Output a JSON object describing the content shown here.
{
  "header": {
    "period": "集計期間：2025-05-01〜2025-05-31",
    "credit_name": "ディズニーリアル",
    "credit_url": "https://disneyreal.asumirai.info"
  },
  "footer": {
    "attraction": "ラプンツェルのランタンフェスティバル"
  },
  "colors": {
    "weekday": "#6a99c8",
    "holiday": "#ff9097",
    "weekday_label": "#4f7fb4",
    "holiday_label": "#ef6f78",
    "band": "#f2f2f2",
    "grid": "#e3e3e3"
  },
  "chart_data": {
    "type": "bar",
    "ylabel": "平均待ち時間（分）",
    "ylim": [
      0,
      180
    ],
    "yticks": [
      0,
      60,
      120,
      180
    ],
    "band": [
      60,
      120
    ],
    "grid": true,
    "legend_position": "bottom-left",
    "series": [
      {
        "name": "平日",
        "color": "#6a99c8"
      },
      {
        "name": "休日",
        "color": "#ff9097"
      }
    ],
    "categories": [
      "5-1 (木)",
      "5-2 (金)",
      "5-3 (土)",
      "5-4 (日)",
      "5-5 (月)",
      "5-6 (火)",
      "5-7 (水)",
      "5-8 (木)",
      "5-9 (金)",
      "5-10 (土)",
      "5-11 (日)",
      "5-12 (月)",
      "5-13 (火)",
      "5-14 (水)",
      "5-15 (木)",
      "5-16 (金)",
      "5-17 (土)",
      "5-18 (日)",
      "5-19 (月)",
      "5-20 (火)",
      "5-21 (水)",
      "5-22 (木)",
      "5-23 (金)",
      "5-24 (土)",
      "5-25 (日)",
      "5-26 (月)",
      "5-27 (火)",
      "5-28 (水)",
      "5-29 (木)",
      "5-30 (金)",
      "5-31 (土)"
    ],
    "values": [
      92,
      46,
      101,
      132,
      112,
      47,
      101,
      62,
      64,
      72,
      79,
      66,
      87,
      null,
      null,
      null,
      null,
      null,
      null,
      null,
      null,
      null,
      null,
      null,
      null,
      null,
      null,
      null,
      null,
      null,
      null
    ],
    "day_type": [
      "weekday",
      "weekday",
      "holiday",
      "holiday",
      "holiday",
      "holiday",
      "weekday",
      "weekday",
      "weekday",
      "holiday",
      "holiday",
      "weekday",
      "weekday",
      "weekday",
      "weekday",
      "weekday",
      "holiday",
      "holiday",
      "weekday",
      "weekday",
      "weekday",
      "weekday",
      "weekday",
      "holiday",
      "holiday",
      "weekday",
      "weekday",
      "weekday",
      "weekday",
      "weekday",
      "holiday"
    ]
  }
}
▬▬▬▬▬▬
| WHAT IS REQUIRED |
Reproduce each entry word for word.

| ANSWER TO THE TASK |
Output a JSON object describing the content shown here.
{
  "header": {
    "period": "集計期間：2025-05-01〜2025-05-31",
    "credit_name": "ディズニーリアル",
    "credit_url": "https://disneyreal.asumirai.info"
  },
  "footer": {
    "attraction": "ラプンツェルのランタンフェスティバル"
  },
  "colors": {
    "weekday": "#6a99c8",
    "holiday": "#ff9097",
    "weekday_label": "#4f7fb4",
    "holiday_label": "#ef6f78",
    "band": "#f2f2f2",
    "grid": "#e3e3e3"
  },
  "chart_data": {
    "type": "bar",
    "ylabel": "平均待ち時間（分）",
    "ylim": [
      0,
      180
    ],
    "yticks": [
      0,
      60,
      120,
      180
    ],
    "band": [
      60,
      120
    ],
    "grid": true,
    "legend_position": "bottom-left",
    "series": [
      {
        "name": "平日",
        "color": "#6a99c8"
      },
      {
        "name": "休日",
        "color": "#ff9097"
      }
    ],
    "categories": [
      "5-1 (木)",
      "5-2 (金)",
      "5-3 (土)",
      "5-4 (日)",
      "5-5 (月)",
      "5-6 (火)",
      "5-7 (水)",
      "5-8 (木)",
      "5-9 (金)",
      "5-10 (土)",
      "5-11 (日)",
      "5-12 (月)",
      "5-13 (火)",
      "5-14 (水)",
      "5-15 (木)",
      "5-16 (金)",
      "5-17 (土)",
      "5-18 (日)",
      "5-19 (月)",
      "5-20 (火)",
      "5-21 (水)",
      "5-22 (木)",
      "5-23 (金)",
      "5-24 (土)",
      "5-25 (日)",
      "5-26 (月)",
      "5-27 (火)",
      "5-28 (水)",
      "5-29 (木)",
      "5-30 (金)",
      "5-31 (土)"
    ],
    "values": [
      92,
      46,
      101,
      132,
      112,
      47,
      101,
      62,
      64,
      72,
      79,
      66,
      87,
      null,
      null,
      null,
      null,
      null,
      null,
      null,
      null,
      null,
      null,
      null,
      null,
      null,
      null,
      null,
      null,
      null,
      null
    ],
    "day_type": [
      "weekday",
      "weekday",
      "holiday",
      "holiday",
      "holiday",
      "holiday",
      "weekday",
      "weekday",
      "weekday",
      "holiday",
      "holiday",
      "weekday",
      "weekday",
      "weekday",
      "weekday",
      "weekday",
      "holiday",
      "holiday",
      "weekday",
      "weekday",
      "weekday",
      "weekday",
      "weekday",
      "holiday",
      "holiday",
      "weekday",
      "weekday",
      "weekday",
      "weekday",
      "weekday",
      "holiday"
    ]
  }
}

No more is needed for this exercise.